**Problem to solve**
Write the data out again in full, with no departure from the original.

**Exercise input**
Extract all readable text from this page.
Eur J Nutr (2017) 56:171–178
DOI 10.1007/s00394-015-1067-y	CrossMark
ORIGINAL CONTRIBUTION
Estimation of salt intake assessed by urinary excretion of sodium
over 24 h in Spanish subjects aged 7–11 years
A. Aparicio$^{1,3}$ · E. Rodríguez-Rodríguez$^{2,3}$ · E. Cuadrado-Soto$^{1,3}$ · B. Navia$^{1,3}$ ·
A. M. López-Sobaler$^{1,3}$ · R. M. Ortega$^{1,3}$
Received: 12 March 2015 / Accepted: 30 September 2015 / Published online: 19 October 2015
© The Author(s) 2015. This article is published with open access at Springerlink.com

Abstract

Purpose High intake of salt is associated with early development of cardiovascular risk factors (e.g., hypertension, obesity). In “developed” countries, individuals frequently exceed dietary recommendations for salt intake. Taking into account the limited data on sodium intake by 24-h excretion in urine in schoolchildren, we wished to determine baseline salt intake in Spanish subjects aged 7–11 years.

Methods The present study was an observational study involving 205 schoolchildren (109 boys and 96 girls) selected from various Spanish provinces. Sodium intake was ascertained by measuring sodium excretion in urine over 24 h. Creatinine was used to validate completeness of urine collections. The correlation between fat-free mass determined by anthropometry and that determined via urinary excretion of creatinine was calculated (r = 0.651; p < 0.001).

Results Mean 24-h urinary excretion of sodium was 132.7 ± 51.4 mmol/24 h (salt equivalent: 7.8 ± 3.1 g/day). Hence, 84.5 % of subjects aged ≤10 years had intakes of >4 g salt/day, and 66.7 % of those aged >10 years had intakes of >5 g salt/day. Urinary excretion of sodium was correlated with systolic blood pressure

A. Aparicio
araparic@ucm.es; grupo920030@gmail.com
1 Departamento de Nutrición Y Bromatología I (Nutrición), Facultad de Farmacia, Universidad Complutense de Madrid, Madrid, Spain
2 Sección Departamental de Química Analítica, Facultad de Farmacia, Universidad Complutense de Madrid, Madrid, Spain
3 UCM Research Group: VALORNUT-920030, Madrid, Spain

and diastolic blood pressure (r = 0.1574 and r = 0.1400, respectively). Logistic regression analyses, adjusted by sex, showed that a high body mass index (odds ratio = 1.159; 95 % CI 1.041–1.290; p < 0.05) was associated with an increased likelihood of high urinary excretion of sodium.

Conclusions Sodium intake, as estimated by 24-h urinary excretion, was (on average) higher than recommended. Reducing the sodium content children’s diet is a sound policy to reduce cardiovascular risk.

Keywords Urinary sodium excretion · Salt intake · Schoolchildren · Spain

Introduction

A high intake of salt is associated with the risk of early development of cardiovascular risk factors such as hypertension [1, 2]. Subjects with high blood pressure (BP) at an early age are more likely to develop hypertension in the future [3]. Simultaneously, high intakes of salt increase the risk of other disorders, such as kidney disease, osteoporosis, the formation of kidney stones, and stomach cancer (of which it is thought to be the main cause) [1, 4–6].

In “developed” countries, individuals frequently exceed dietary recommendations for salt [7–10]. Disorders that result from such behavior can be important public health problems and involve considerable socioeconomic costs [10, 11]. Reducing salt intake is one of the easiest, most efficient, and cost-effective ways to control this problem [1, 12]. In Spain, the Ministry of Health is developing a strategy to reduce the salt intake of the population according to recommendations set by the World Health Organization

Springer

**Solution for this task**
Extract all readable text from this page.
Eur J Nutr (2017) 56:171–178
DOI 10.1007/s00394-015-1067-y	CrossMark
ORIGINAL CONTRIBUTION
Estimation of salt intake assessed by urinary excretion of sodium
over 24 h in Spanish subjects aged 7–11 years
A. Aparicio$^{1,3}$ · E. Rodríguez-Rodríguez$^{2,3}$ · E. Cuadrado-Soto$^{1,3}$ · B. Navia$^{1,3}$ ·
A. M. López-Sobaler$^{1,3}$ · R. M. Ortega$^{1,3}$
Received: 12 March 2015 / Accepted: 30 September 2015 / Published online: 19 October 2015
© The Author(s) 2015. This article is published with open access at Springerlink.com

Abstract

Purpose High intake of salt is associated with early development of cardiovascular risk factors (e.g., hypertension, obesity). In “developed” countries, individuals frequently exceed dietary recommendations for salt intake. Taking into account the limited data on sodium intake by 24-h excretion in urine in schoolchildren, we wished to determine baseline salt intake in Spanish subjects aged 7–11 years.

Methods The present study was an observational study involving 205 schoolchildren (109 boys and 96 girls) selected from various Spanish provinces. Sodium intake was ascertained by measuring sodium excretion in urine over 24 h. Creatinine was used to validate completeness of urine collections. The correlation between fat-free mass determined by anthropometry and that determined via urinary excretion of creatinine was calculated (r = 0.651; p < 0.001).

Results Mean 24-h urinary excretion of sodium was 132.7 ± 51.4 mmol/24 h (salt equivalent: 7.8 ± 3.1 g/day). Hence, 84.5 % of subjects aged ≤10 years had intakes of >4 g salt/day, and 66.7 % of those aged >10 years had intakes of >5 g salt/day. Urinary excretion of sodium was correlated with systolic blood pressure

A. Aparicio
araparic@ucm.es; grupo920030@gmail.com
1 Departamento de Nutrición Y Bromatología I (Nutrición), Facultad de Farmacia, Universidad Complutense de Madrid, Madrid, Spain
2 Sección Departamental de Química Analítica, Facultad de Farmacia, Universidad Complutense de Madrid, Madrid, Spain
3 UCM Research Group: VALORNUT-920030, Madrid, Spain

and diastolic blood pressure (r = 0.1574 and r = 0.1400, respectively). Logistic regression analyses, adjusted by sex, showed that a high body mass index (odds ratio = 1.159; 95 % CI 1.041–1.290; p < 0.05) was associated with an increased likelihood of high urinary excretion of sodium.

Conclusions Sodium intake, as estimated by 24-h urinary excretion, was (on average) higher than recommended. Reducing the sodium content children’s diet is a sound policy to reduce cardiovascular risk.

Keywords Urinary sodium excretion · Salt intake · Schoolchildren · Spain

Introduction

A high intake of salt is associated with the risk of early development of cardiovascular risk factors such as hypertension [1, 2]. Subjects with high blood pressure (BP) at an early age are more likely to develop hypertension in the future [3]. Simultaneously, high intakes of salt increase the risk of other disorders, such as kidney disease, osteoporosis, the formation of kidney stones, and stomach cancer (of which it is thought to be the main cause) [1, 4–6].

In “developed” countries, individuals frequently exceed dietary recommendations for salt [7–10]. Disorders that result from such behavior can be important public health problems and involve considerable socioeconomic costs [10, 11]. Reducing salt intake is one of the easiest, most efficient, and cost-effective ways to control this problem [1, 12]. In Spain, the Ministry of Health is developing a strategy to reduce the salt intake of the population according to recommendations set by the World Health Organization

Springer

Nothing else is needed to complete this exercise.